Find the lines holding "document" and copy them.
--- BEGIN Data shown ---
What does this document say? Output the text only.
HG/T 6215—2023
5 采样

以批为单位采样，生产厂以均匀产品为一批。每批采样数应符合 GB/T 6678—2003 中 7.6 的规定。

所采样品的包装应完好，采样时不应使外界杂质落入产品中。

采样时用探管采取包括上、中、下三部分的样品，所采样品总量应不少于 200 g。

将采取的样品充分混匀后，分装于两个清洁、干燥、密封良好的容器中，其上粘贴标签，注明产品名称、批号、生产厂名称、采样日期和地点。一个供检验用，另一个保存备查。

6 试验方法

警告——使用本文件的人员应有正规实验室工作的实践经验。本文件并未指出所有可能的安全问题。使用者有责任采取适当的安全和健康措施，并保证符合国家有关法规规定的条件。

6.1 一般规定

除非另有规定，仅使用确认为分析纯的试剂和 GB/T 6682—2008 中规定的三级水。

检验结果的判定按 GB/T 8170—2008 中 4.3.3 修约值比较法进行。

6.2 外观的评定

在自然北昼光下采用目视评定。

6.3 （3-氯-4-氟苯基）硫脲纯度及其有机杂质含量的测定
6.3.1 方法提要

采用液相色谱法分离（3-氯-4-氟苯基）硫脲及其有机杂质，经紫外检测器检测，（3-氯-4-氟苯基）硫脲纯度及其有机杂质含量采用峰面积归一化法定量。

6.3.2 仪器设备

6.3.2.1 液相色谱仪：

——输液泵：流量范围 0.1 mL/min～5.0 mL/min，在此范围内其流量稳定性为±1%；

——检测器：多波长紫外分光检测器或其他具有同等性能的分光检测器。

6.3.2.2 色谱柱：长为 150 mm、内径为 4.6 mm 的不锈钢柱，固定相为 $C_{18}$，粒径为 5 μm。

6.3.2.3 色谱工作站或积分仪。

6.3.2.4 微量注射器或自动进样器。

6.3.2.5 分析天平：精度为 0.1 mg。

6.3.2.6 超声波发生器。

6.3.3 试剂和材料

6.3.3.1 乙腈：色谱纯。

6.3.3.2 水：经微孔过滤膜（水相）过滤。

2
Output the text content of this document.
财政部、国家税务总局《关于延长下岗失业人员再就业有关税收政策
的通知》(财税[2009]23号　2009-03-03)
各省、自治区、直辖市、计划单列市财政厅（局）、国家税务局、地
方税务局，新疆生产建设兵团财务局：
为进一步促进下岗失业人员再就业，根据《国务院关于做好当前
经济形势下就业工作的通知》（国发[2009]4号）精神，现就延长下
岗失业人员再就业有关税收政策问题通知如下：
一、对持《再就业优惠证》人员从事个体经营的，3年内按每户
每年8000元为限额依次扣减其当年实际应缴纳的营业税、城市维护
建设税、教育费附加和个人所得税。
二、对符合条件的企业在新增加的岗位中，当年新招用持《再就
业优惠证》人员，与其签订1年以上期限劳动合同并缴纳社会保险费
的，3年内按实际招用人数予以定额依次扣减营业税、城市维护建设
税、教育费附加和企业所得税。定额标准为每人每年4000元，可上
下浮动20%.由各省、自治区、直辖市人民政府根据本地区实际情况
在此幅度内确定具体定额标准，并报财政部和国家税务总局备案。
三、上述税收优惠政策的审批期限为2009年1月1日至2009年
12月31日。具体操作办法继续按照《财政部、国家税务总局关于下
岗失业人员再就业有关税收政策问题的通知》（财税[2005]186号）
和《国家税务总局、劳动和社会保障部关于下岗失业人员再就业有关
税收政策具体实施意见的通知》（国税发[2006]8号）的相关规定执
--- END Data shown ---
## [Exercise output]
What does this document say? Output the text only.
Output the text content of this document.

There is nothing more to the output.